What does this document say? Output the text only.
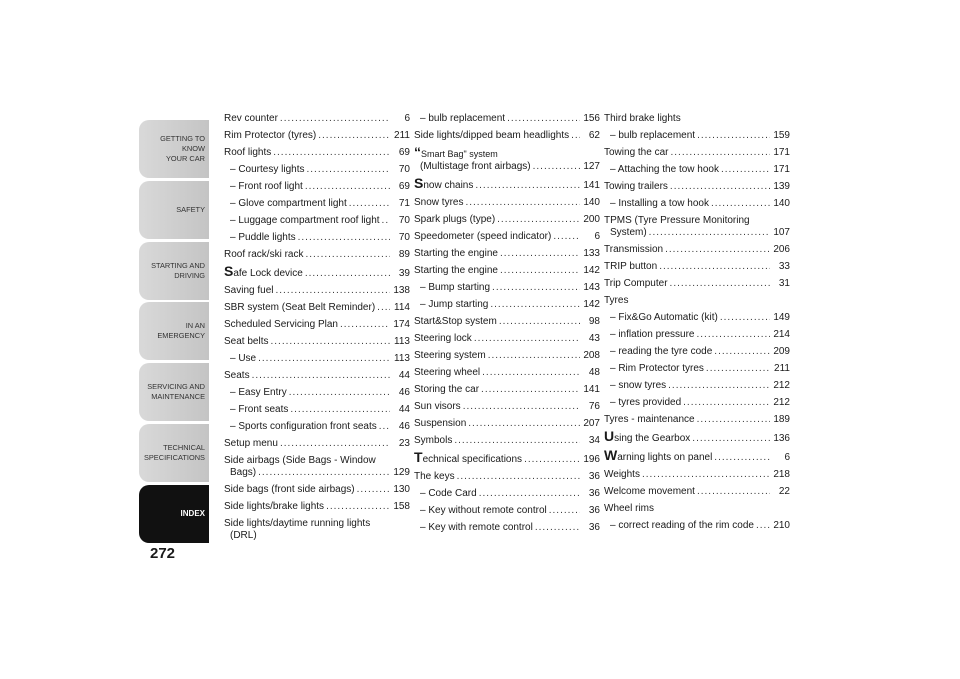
GETTING TO KNOW
YOUR CAR
SAFETY
STARTING AND
DRIVING
IN AN EMERGENCY
SERVICING AND
MAINTENANCE
TECHNICAL
SPECIFICATIONS
INDEX
272
Rev counter .....	6
Rim Protector (tyres) .....	211
Roof lights .....	69
– Courtesy lights .....	70
– Front roof light .....	69
– Glove compartment light .....	71
– Luggage compartment roof light .....	70
– Puddle lights .....	70
Roof rack/ski rack .....	89
Safe Lock device .....	39
Saving fuel .....	138
SBR system (Seat Belt Reminder) ..... 114
Scheduled Servicing Plan .....	174
Seat belts .....	113
– Use .....	113
Seats .....	44
– Easy Entry .....	46
– Front seats .....	44
– Sports configuration front seats .....	46
Setup menu .....	23
Side airbags (Side Bags - Window
Bags) .....	129
Side bags (front side airbags) .....	130
Side lights/brake lights .....	158
Side lights/daytime running lights
(DRL)
– bulb replacement .....	156
Side lights/dipped beam headlights .....	62
“Smart Bag" system
(Multistage front airbags) .....	127
Snow chains .....	141
Snow tyres .....	140
Spark plugs (type) .....	200
Speedometer (speed indicator) .....	6
Starting the engine .....	133
Starting the engine .....	142
– Bump starting .....	143
– Jump starting .....	142
Start&Stop system .....	98
Steering lock .....	43
Steering system .....	208
Steering wheel .....	48
Storing the car .....	141
Sun visors .....	76
Suspension .....	207
Symbols .....	34
Technical specifications .....	196
The keys .....	36
– Code Card .....	36
– Key without remote control .....	36
– Key with remote control .....	36
Third brake lights
– bulb replacement .....	159
Towing the car .....	171
– Attaching the tow hook .....	171
Towing trailers .....	139
– Installing a tow hook .....	140
TPMS (Tyre Pressure Monitoring
System) .....	107
Transmission .....	206
TRIP button .....	33
Trip Computer .....	31
Tyres
– Fix&Go Automatic (kit) .....	149
– inflation pressure .....	214
– reading the tyre code .....	209
– Rim Protector tyres .....	211
– snow tyres .....	212
– tyres provided .....	212
Tyres - maintenance .....	189
Using the Gearbox .....	136
Warning lights on panel .....	6
Weights .....	218
Welcome movement .....	22
Wheel rims
– correct reading of the rim code ..... 210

========================================

- Your objective -
Find and copy each line above that includes the string "Towing".

- Full response -
Towing the car .....	171
Towing trailers .....	139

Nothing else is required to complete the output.